::: DATA PROVIDED :::

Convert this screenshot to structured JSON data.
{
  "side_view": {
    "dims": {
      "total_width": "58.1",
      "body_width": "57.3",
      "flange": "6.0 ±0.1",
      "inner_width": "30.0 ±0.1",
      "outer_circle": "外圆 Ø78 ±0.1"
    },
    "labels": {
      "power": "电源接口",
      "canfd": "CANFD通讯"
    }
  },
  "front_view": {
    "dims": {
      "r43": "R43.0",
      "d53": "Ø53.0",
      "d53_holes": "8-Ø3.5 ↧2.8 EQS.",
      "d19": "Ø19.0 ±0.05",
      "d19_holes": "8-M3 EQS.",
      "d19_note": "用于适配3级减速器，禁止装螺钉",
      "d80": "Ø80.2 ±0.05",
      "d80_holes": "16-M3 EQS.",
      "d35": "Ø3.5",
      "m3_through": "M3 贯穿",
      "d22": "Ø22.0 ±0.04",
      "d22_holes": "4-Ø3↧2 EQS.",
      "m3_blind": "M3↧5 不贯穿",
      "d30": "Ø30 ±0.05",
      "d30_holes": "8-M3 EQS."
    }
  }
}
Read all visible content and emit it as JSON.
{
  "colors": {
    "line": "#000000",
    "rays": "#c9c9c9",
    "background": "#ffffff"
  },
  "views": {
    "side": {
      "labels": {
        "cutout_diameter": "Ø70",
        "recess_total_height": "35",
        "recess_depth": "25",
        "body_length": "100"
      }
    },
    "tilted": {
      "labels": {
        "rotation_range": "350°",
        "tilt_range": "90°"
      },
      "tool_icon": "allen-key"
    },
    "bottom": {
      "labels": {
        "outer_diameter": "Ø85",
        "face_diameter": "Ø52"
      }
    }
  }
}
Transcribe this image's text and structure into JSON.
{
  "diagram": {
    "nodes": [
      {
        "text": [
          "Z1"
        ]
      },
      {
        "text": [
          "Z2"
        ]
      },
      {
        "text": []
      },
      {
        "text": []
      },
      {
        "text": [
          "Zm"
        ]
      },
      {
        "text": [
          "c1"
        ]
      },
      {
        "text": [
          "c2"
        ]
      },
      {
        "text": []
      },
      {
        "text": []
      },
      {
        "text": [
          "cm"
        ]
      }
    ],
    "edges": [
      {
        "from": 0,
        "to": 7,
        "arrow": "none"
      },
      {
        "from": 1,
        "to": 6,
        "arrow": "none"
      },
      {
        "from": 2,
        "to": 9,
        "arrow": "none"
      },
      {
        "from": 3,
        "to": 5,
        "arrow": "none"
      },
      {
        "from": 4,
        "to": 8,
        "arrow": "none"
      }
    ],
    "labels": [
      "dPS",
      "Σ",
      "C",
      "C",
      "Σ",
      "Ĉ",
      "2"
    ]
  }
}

:::

▶ SHORT PROBLEM: From the records above, extract every entry exactly as given.

▶ REPLY TO THE EXERCISE:
Convert this screenshot to structured JSON data.
{
  "side_view": {
    "dims": {
      "total_width": "58.1",
      "body_width": "57.3",
      "flange": "6.0 ±0.1",
      "inner_width": "30.0 ±0.1",
      "outer_circle": "外圆 Ø78 ±0.1"
    },
    "labels": {
      "power": "电源接口",
      "canfd": "CANFD通讯"
    }
  },
  "front_view": {
    "dims": {
      "r43": "R43.0",
      "d53": "Ø53.0",
      "d53_holes": "8-Ø3.5 ↧2.8 EQS.",
      "d19": "Ø19.0 ±0.05",
      "d19_holes": "8-M3 EQS.",
      "d19_note": "用于适配3级减速器，禁止装螺钉",
      "d80": "Ø80.2 ±0.05",
      "d80_holes": "16-M3 EQS.",
      "d35": "Ø3.5",
      "m3_through": "M3 贯穿",
      "d22": "Ø22.0 ±0.04",
      "d22_holes": "4-Ø3↧2 EQS.",
      "m3_blind": "M3↧5 不贯穿",
      "d30": "Ø30 ±0.05",
      "d30_holes": "8-M3 EQS."
    }
  }
}
Read all visible content and emit it as JSON.
{
  "colors": {
    "line": "#000000",
    "rays": "#c9c9c9",
    "background": "#ffffff"
  },
  "views": {
    "side": {
      "labels": {
        "cutout_diameter": "Ø70",
        "recess_total_height": "35",
        "recess_depth": "25",
        "body_length": "100"
      }
    },
    "tilted": {
      "labels": {
        "rotation_range": "350°",
        "tilt_range": "90°"
      },
      "tool_icon": "allen-key"
    },
    "bottom": {
      "labels": {
        "outer_diameter": "Ø85",
        "face_diameter": "Ø52"
      }
    }
  }
}
Transcribe this image's text and structure into JSON.
{
  "diagram": {
    "nodes": [
      {
        "text": [
          "Z1"
        ]
      },
      {
        "text": [
          "Z2"
        ]
      },
      {
        "text": []
      },
      {
        "text": []
      },
      {
        "text": [
          "Zm"
        ]
      },
      {
        "text": [
          "c1"
        ]
      },
      {
        "text": [
          "c2"
        ]
      },
      {
        "text": []
      },
      {
        "text": []
      },
      {
        "text": [
          "cm"
        ]
      }
    ],
    "edges": [
      {
        "from": 0,
        "to": 7,
        "arrow": "none"
      },
      {
        "from": 1,
        "to": 6,
        "arrow": "none"
      },
      {
        "from": 2,
        "to": 9,
        "arrow": "none"
      },
      {
        "from": 3,
        "to": 5,
        "arrow": "none"
      },
      {
        "from": 4,
        "to": 8,
        "arrow": "none"
      }
    ],
    "labels": [
      "dPS",
      "Σ",
      "C",
      "C",
      "Σ",
      "Ĉ",
      "2"
    ]
  }
}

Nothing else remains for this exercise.